Problem statement ▸
Can you rewrite the rows below, swapping every "divider" for "separator" and leaving everything else as it is?

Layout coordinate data

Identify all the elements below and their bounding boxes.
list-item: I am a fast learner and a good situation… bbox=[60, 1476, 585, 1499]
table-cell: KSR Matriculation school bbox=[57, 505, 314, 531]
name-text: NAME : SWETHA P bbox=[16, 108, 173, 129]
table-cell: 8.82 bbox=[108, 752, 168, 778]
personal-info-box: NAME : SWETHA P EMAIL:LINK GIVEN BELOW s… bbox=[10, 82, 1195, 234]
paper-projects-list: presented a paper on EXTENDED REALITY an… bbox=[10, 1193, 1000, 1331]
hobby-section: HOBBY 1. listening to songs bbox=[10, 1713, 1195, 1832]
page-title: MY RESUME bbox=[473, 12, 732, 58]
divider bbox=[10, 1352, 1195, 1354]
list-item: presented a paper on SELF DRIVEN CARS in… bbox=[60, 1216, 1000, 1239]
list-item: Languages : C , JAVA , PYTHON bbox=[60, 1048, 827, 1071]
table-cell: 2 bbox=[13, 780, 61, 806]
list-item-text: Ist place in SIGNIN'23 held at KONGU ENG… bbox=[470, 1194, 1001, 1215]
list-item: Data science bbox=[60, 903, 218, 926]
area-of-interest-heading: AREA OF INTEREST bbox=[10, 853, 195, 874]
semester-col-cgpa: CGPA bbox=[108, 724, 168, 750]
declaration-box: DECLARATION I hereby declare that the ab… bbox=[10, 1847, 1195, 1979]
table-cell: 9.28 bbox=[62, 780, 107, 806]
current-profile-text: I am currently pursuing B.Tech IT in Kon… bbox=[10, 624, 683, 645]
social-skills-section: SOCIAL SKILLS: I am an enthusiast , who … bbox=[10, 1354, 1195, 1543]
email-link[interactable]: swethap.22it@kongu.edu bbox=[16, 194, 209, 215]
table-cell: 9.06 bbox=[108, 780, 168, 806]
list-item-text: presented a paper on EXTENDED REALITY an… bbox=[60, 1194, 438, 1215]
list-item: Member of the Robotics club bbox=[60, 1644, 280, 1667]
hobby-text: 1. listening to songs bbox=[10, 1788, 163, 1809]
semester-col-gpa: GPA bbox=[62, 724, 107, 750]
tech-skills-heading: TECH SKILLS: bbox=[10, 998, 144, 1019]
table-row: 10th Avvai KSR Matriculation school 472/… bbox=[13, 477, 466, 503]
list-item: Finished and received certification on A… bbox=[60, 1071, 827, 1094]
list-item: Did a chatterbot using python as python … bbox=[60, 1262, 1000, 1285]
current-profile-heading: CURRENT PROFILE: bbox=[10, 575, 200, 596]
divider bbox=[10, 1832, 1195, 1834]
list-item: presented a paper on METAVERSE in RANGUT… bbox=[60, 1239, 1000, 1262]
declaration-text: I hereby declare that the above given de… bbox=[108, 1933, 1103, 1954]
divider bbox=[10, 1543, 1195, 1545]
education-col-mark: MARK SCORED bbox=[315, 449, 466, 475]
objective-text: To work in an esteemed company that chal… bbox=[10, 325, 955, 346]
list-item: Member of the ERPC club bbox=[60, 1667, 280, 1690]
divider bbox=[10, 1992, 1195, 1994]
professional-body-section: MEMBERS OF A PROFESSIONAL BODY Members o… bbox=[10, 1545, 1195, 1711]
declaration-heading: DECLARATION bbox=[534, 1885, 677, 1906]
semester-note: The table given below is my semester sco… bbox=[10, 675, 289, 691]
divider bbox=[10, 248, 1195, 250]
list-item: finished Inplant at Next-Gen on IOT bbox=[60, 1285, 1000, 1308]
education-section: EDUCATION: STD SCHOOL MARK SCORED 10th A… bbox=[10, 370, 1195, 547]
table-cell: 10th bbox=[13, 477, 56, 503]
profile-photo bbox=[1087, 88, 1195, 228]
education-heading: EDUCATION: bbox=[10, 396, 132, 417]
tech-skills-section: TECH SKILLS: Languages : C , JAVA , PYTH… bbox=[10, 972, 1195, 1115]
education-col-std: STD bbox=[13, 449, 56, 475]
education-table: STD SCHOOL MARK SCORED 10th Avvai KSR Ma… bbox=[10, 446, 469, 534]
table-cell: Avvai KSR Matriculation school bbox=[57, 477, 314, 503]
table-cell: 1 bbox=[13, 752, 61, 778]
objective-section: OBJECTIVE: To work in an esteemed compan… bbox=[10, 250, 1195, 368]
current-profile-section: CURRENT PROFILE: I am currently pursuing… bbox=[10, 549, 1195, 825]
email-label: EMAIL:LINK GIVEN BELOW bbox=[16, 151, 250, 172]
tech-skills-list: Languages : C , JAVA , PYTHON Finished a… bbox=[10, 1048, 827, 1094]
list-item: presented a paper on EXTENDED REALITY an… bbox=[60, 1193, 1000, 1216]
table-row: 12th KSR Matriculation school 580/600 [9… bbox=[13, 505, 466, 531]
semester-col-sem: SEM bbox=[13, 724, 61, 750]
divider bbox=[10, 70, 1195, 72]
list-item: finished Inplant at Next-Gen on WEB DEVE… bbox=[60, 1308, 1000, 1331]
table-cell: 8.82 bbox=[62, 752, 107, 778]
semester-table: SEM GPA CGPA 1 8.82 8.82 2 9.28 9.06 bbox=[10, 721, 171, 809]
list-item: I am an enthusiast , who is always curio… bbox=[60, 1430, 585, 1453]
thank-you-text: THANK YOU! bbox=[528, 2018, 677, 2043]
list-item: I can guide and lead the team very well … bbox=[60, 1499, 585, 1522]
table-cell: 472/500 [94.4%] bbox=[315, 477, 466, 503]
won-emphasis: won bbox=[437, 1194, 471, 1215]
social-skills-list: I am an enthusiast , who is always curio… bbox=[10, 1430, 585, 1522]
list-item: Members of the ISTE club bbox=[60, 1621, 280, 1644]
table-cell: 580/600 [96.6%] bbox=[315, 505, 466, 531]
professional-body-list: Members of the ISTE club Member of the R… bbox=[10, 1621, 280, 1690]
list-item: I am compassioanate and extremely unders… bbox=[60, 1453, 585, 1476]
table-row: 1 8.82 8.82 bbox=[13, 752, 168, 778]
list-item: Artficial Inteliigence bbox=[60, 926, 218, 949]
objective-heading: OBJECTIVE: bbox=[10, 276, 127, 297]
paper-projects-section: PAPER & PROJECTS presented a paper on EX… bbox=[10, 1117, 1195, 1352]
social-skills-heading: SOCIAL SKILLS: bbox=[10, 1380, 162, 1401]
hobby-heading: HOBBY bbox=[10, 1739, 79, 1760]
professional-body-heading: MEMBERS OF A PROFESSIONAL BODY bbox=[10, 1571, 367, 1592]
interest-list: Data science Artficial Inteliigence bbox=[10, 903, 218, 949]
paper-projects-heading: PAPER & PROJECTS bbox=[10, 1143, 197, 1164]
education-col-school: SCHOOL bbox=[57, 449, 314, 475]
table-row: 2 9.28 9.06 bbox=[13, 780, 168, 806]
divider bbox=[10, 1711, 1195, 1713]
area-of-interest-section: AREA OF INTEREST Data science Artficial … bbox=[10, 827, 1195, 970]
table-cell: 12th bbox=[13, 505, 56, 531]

Complete answer ▸
Identify all the elements below and their bounding boxes.
list-item: I am a fast learner and a good situation… bbox=[60, 1476, 585, 1499]
table-cell: KSR Matriculation school bbox=[57, 505, 314, 531]
name-text: NAME : SWETHA P bbox=[16, 108, 173, 129]
table-cell: 8.82 bbox=[108, 752, 168, 778]
personal-info-box: NAME : SWETHA P EMAIL:LINK GIVEN BELOW s… bbox=[10, 82, 1195, 234]
paper-projects-list: presented a paper on EXTENDED REALITY an… bbox=[10, 1193, 1000, 1331]
hobby-section: HOBBY 1. listening to songs bbox=[10, 1713, 1195, 1832]
page-title: MY RESUME bbox=[473, 12, 732, 58]
separator bbox=[10, 1352, 1195, 1354]
list-item: presented a paper on SELF DRIVEN CARS in… bbox=[60, 1216, 1000, 1239]
list-item: Languages : C , JAVA , PYTHON bbox=[60, 1048, 827, 1071]
table-cell: 2 bbox=[13, 780, 61, 806]
list-item-text: Ist place in SIGNIN'23 held at KONGU ENG… bbox=[470, 1194, 1001, 1215]
list-item: Data science bbox=[60, 903, 218, 926]
area-of-interest-heading: AREA OF INTEREST bbox=[10, 853, 195, 874]
semester-col-cgpa: CGPA bbox=[108, 724, 168, 750]
declaration-box: DECLARATION I hereby declare that the ab… bbox=[10, 1847, 1195, 1979]
table-cell: 9.28 bbox=[62, 780, 107, 806]
current-profile-text: I am currently pursuing B.Tech IT in Kon… bbox=[10, 624, 683, 645]
social-skills-section: SOCIAL SKILLS: I am an enthusiast , who … bbox=[10, 1354, 1195, 1543]
email-link[interactable]: swethap.22it@kongu.edu bbox=[16, 194, 209, 215]
table-cell: 9.06 bbox=[108, 780, 168, 806]
list-item-text: presented a paper on EXTENDED REALITY an… bbox=[60, 1194, 438, 1215]
list-item: Member of the Robotics club bbox=[60, 1644, 280, 1667]
hobby-text: 1. listening to songs bbox=[10, 1788, 163, 1809]
semester-col-gpa: GPA bbox=[62, 724, 107, 750]
tech-skills-heading: TECH SKILLS: bbox=[10, 998, 144, 1019]
table-row: 10th Avvai KSR Matriculation school 472/… bbox=[13, 477, 466, 503]
list-item: Finished and received certification on A… bbox=[60, 1071, 827, 1094]
list-item: Did a chatterbot using python as python … bbox=[60, 1262, 1000, 1285]
current-profile-heading: CURRENT PROFILE: bbox=[10, 575, 200, 596]
separator bbox=[10, 1832, 1195, 1834]
list-item: presented a paper on METAVERSE in RANGUT… bbox=[60, 1239, 1000, 1262]
declaration-text: I hereby declare that the above given de… bbox=[108, 1933, 1103, 1954]
separator bbox=[10, 1543, 1195, 1545]
education-col-mark: MARK SCORED bbox=[315, 449, 466, 475]
objective-text: To work in an esteemed company that chal… bbox=[10, 325, 955, 346]
list-item: Member of the ERPC club bbox=[60, 1667, 280, 1690]
separator bbox=[10, 1992, 1195, 1994]
professional-body-section: MEMBERS OF A PROFESSIONAL BODY Members o… bbox=[10, 1545, 1195, 1711]
declaration-heading: DECLARATION bbox=[534, 1885, 677, 1906]
semester-note: The table given below is my semester sco… bbox=[10, 675, 289, 691]
separator bbox=[10, 248, 1195, 250]
list-item: finished Inplant at Next-Gen on IOT bbox=[60, 1285, 1000, 1308]
education-section: EDUCATION: STD SCHOOL MARK SCORED 10th A… bbox=[10, 370, 1195, 547]
table-cell: 10th bbox=[13, 477, 56, 503]
profile-photo bbox=[1087, 88, 1195, 228]
education-heading: EDUCATION: bbox=[10, 396, 132, 417]
tech-skills-section: TECH SKILLS: Languages : C , JAVA , PYTH… bbox=[10, 972, 1195, 1115]
education-col-std: STD bbox=[13, 449, 56, 475]
education-table: STD SCHOOL MARK SCORED 10th Avvai KSR Ma… bbox=[10, 446, 469, 534]
table-cell: Avvai KSR Matriculation school bbox=[57, 477, 314, 503]
table-cell: 1 bbox=[13, 752, 61, 778]
objective-section: OBJECTIVE: To work in an esteemed compan… bbox=[10, 250, 1195, 368]
current-profile-section: CURRENT PROFILE: I am currently pursuing… bbox=[10, 549, 1195, 825]
email-label: EMAIL:LINK GIVEN BELOW bbox=[16, 151, 250, 172]
tech-skills-list: Languages : C , JAVA , PYTHON Finished a… bbox=[10, 1048, 827, 1094]
list-item: presented a paper on EXTENDED REALITY an… bbox=[60, 1193, 1000, 1216]
table-row: 12th KSR Matriculation school 580/600 [9… bbox=[13, 505, 466, 531]
semester-col-sem: SEM bbox=[13, 724, 61, 750]
separator bbox=[10, 70, 1195, 72]
list-item: finished Inplant at Next-Gen on WEB DEVE… bbox=[60, 1308, 1000, 1331]
table-cell: 8.82 bbox=[62, 752, 107, 778]
semester-table: SEM GPA CGPA 1 8.82 8.82 2 9.28 9.06 bbox=[10, 721, 171, 809]
list-item: I am an enthusiast , who is always curio… bbox=[60, 1430, 585, 1453]
thank-you-text: THANK YOU! bbox=[528, 2018, 677, 2043]
list-item: I can guide and lead the team very well … bbox=[60, 1499, 585, 1522]
table-cell: 472/500 [94.4%] bbox=[315, 477, 466, 503]
won-emphasis: won bbox=[437, 1194, 471, 1215]
social-skills-list: I am an enthusiast , who is always curio… bbox=[10, 1430, 585, 1522]
list-item: Members of the ISTE club bbox=[60, 1621, 280, 1644]
table-cell: 580/600 [96.6%] bbox=[315, 505, 466, 531]
professional-body-list: Members of the ISTE club Member of the R… bbox=[10, 1621, 280, 1690]
list-item: I am compassioanate and extremely unders… bbox=[60, 1453, 585, 1476]
table-row: 1 8.82 8.82 bbox=[13, 752, 168, 778]
list-item: Artficial Inteliigence bbox=[60, 926, 218, 949]
objective-heading: OBJECTIVE: bbox=[10, 276, 127, 297]
paper-projects-section: PAPER & PROJECTS presented a paper on EX… bbox=[10, 1117, 1195, 1352]
social-skills-heading: SOCIAL SKILLS: bbox=[10, 1380, 162, 1401]
hobby-heading: HOBBY bbox=[10, 1739, 79, 1760]
professional-body-heading: MEMBERS OF A PROFESSIONAL BODY bbox=[10, 1571, 367, 1592]
interest-list: Data science Artficial Inteliigence bbox=[10, 903, 218, 949]
paper-projects-heading: PAPER & PROJECTS bbox=[10, 1143, 197, 1164]
education-col-school: SCHOOL bbox=[57, 449, 314, 475]
table-row: 2 9.28 9.06 bbox=[13, 780, 168, 806]
separator bbox=[10, 1711, 1195, 1713]
area-of-interest-section: AREA OF INTEREST Data science Artficial … bbox=[10, 827, 1195, 970]
table-cell: 12th bbox=[13, 505, 56, 531]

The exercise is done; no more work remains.